--- START OF THE DATA ---
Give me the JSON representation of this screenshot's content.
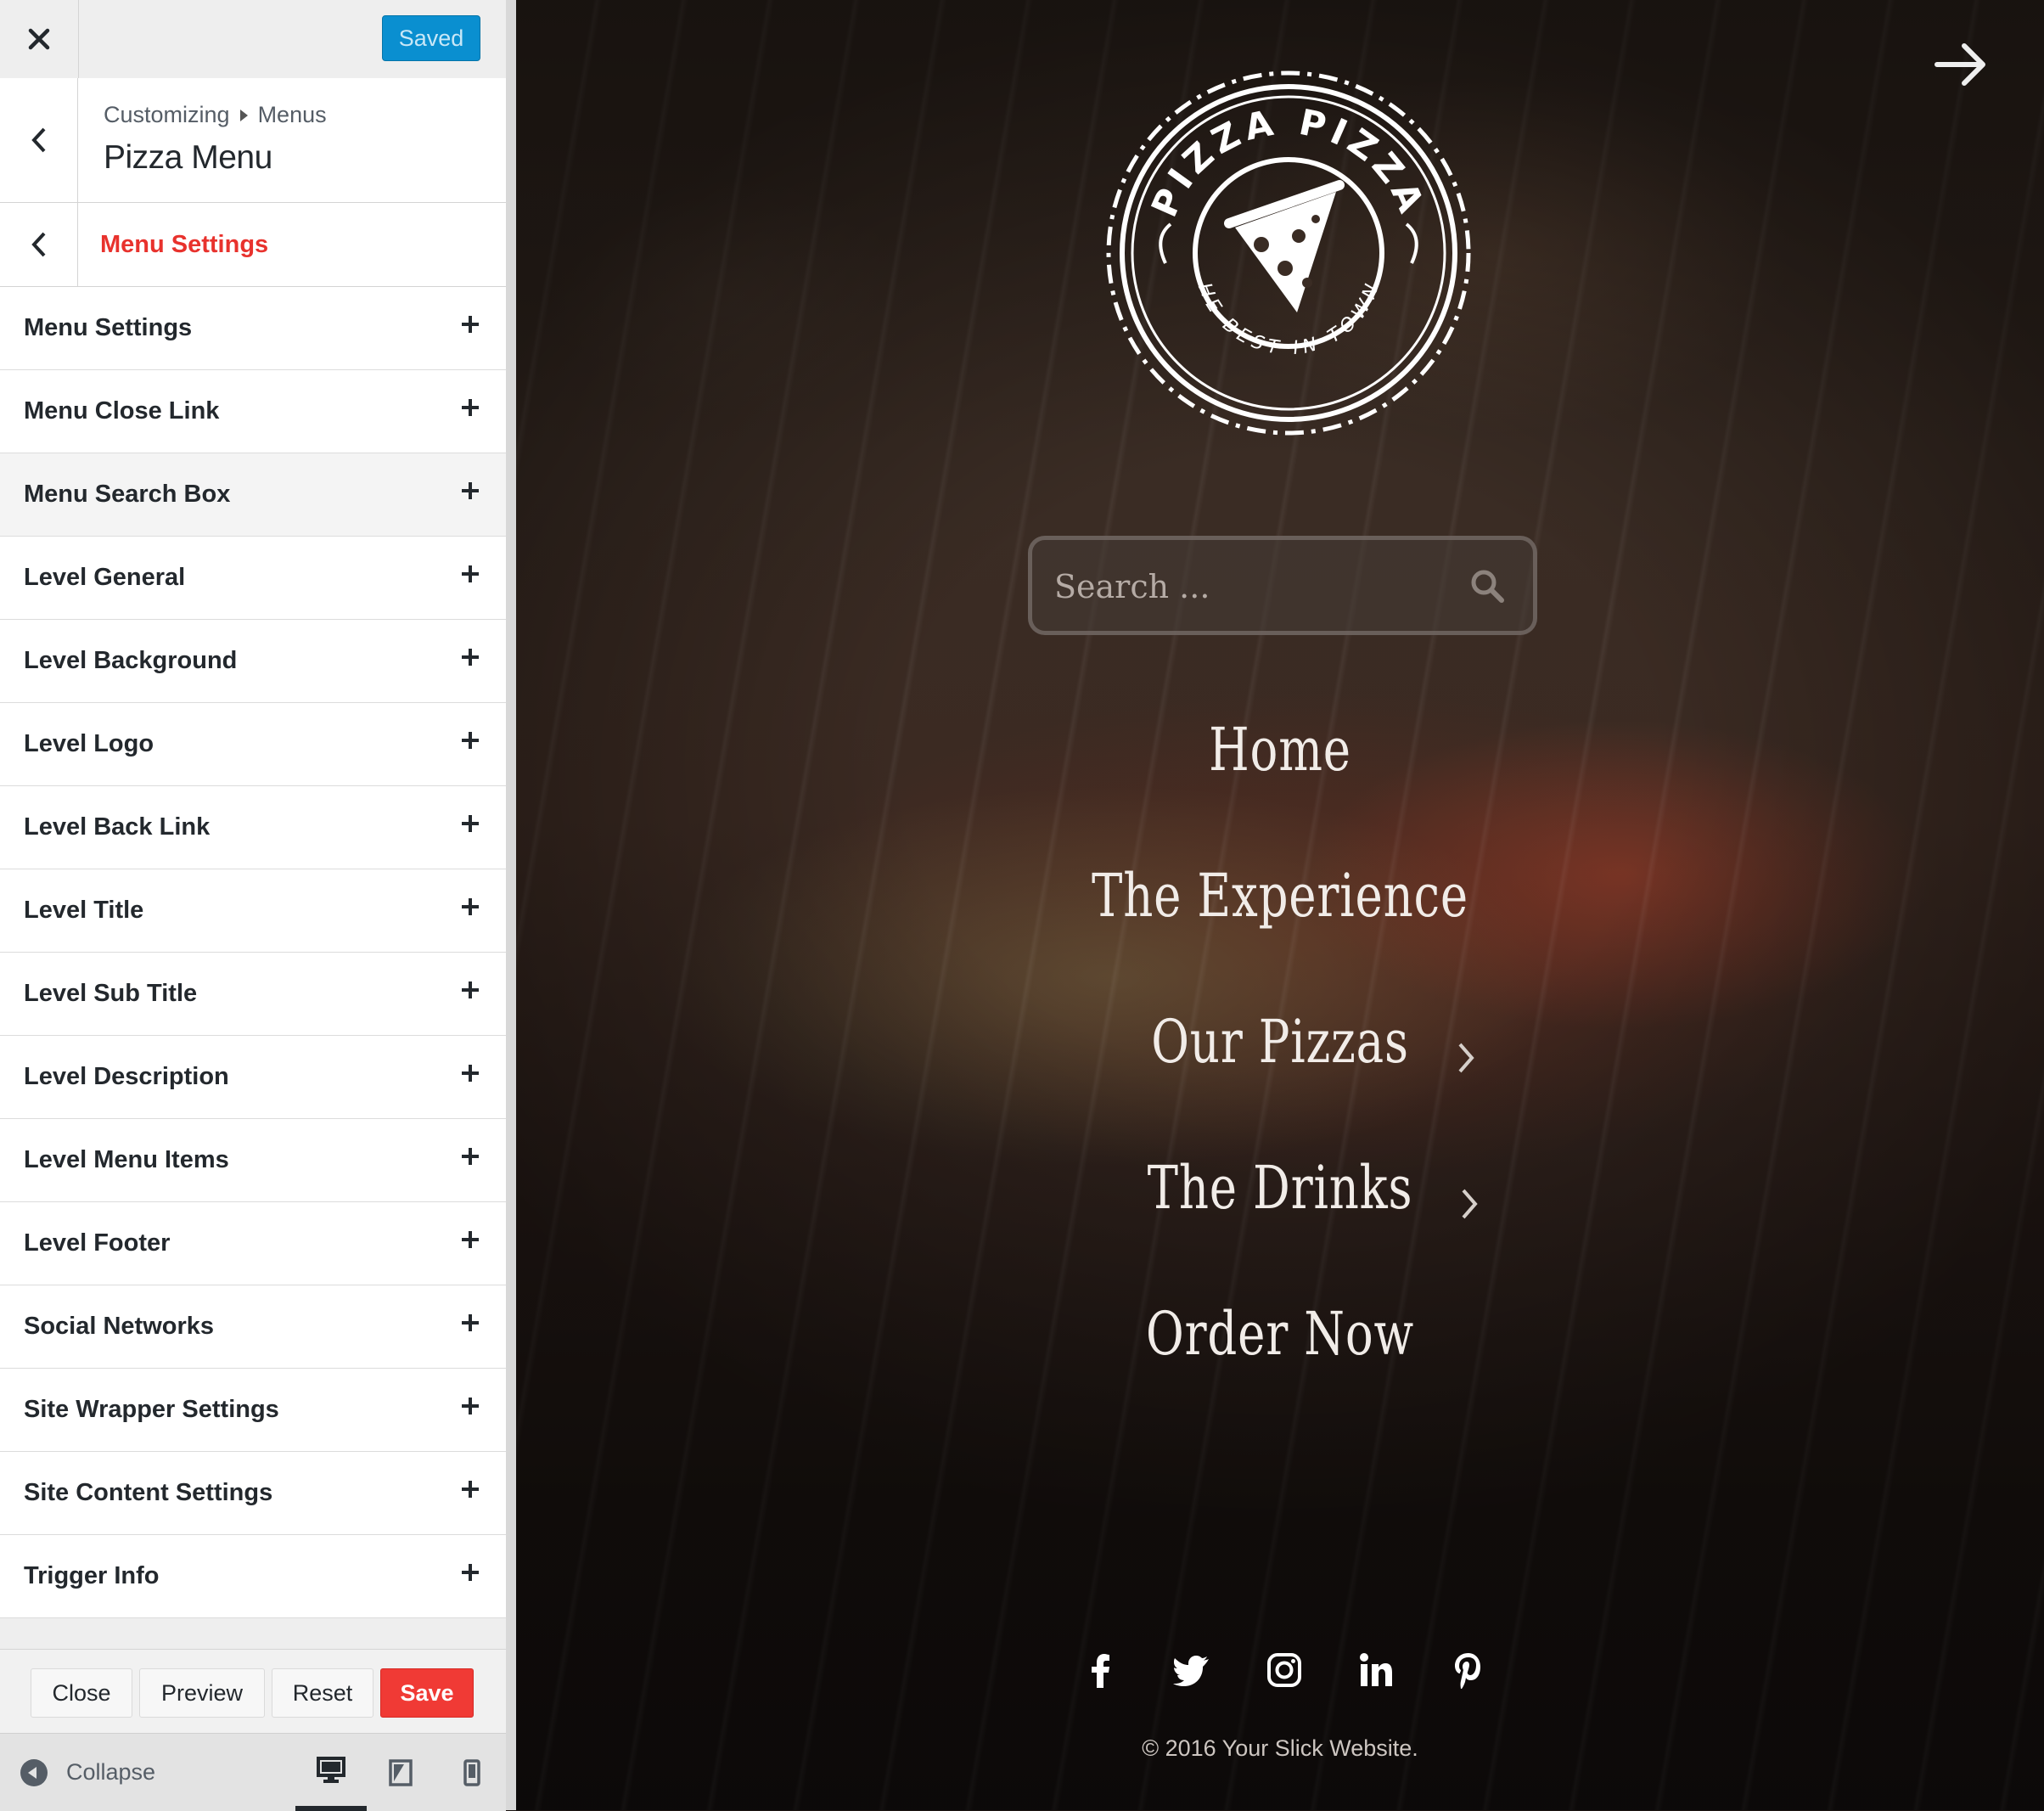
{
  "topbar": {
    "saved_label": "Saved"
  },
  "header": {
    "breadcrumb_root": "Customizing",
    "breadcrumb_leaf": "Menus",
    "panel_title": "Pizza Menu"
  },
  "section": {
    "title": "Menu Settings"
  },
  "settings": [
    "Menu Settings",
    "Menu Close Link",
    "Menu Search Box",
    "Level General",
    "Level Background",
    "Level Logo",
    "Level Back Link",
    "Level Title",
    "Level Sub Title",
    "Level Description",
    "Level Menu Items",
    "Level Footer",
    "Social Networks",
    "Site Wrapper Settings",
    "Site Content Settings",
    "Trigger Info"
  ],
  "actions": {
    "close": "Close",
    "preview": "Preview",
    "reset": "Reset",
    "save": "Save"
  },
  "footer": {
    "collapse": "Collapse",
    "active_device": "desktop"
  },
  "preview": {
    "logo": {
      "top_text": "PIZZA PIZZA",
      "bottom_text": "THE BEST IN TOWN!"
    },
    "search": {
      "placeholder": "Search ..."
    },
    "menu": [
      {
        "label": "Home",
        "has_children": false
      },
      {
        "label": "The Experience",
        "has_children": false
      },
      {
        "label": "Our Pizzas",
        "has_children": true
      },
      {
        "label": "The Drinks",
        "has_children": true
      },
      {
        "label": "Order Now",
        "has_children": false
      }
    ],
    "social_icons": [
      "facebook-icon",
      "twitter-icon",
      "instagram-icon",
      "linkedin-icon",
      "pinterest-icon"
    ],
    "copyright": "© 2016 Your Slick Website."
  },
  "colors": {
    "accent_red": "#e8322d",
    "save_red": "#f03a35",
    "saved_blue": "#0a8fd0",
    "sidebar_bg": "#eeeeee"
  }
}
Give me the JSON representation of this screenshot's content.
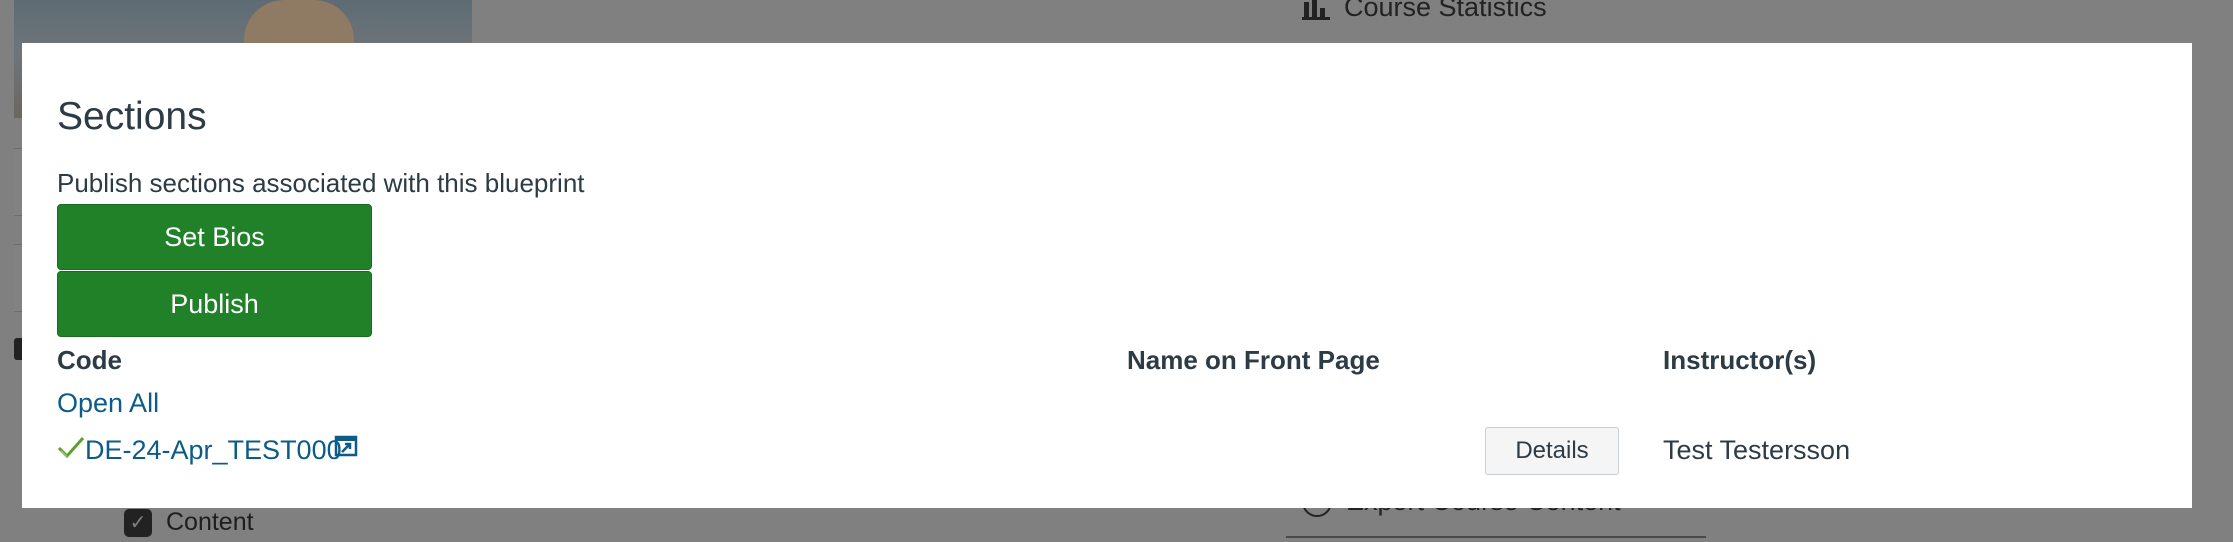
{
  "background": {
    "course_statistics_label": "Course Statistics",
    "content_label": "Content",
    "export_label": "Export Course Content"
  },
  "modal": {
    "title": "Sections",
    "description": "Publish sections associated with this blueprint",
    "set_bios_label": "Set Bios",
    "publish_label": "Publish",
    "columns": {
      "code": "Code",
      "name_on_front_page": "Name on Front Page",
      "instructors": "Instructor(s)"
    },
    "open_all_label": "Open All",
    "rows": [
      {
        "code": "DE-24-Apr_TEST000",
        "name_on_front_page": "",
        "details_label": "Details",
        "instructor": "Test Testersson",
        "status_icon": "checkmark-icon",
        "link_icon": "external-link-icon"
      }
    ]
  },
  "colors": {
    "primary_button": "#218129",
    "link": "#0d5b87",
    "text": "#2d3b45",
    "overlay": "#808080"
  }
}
--- END OF THE DATA ---
* [PROBLEM]:
Transcribe the full listing above exactly as it stands, minus the pictures.

* [RESULT]:
Give me the JSON representation of this screenshot's content.
{
  "topbar": {
    "saved_label": "Saved"
  },
  "header": {
    "breadcrumb_root": "Customizing",
    "breadcrumb_leaf": "Menus",
    "panel_title": "Pizza Menu"
  },
  "section": {
    "title": "Menu Settings"
  },
  "settings": [
    "Menu Settings",
    "Menu Close Link",
    "Menu Search Box",
    "Level General",
    "Level Background",
    "Level Logo",
    "Level Back Link",
    "Level Title",
    "Level Sub Title",
    "Level Description",
    "Level Menu Items",
    "Level Footer",
    "Social Networks",
    "Site Wrapper Settings",
    "Site Content Settings",
    "Trigger Info"
  ],
  "actions": {
    "close": "Close",
    "preview": "Preview",
    "reset": "Reset",
    "save": "Save"
  },
  "footer": {
    "collapse": "Collapse",
    "active_device": "desktop"
  },
  "preview": {
    "logo": {
      "top_text": "PIZZA PIZZA",
      "bottom_text": "THE BEST IN TOWN!"
    },
    "search": {
      "placeholder": "Search ..."
    },
    "menu": [
      {
        "label": "Home",
        "has_children": false
      },
      {
        "label": "The Experience",
        "has_children": false
      },
      {
        "label": "Our Pizzas",
        "has_children": true
      },
      {
        "label": "The Drinks",
        "has_children": true
      },
      {
        "label": "Order Now",
        "has_children": false
      }
    ],
    "social_icons": [
      "facebook-icon",
      "twitter-icon",
      "instagram-icon",
      "linkedin-icon",
      "pinterest-icon"
    ],
    "copyright": "© 2016 Your Slick Website."
  },
  "colors": {
    "accent_red": "#e8322d",
    "save_red": "#f03a35",
    "saved_blue": "#0a8fd0",
    "sidebar_bg": "#eeeeee"
  }
}
Give me the JSON representation of this screenshot's content.
{
  "background": {
    "course_statistics_label": "Course Statistics",
    "content_label": "Content",
    "export_label": "Export Course Content"
  },
  "modal": {
    "title": "Sections",
    "description": "Publish sections associated with this blueprint",
    "set_bios_label": "Set Bios",
    "publish_label": "Publish",
    "columns": {
      "code": "Code",
      "name_on_front_page": "Name on Front Page",
      "instructors": "Instructor(s)"
    },
    "open_all_label": "Open All",
    "rows": [
      {
        "code": "DE-24-Apr_TEST000",
        "name_on_front_page": "",
        "details_label": "Details",
        "instructor": "Test Testersson",
        "status_icon": "checkmark-icon",
        "link_icon": "external-link-icon"
      }
    ]
  },
  "colors": {
    "primary_button": "#218129",
    "link": "#0d5b87",
    "text": "#2d3b45",
    "overlay": "#808080"
  }
}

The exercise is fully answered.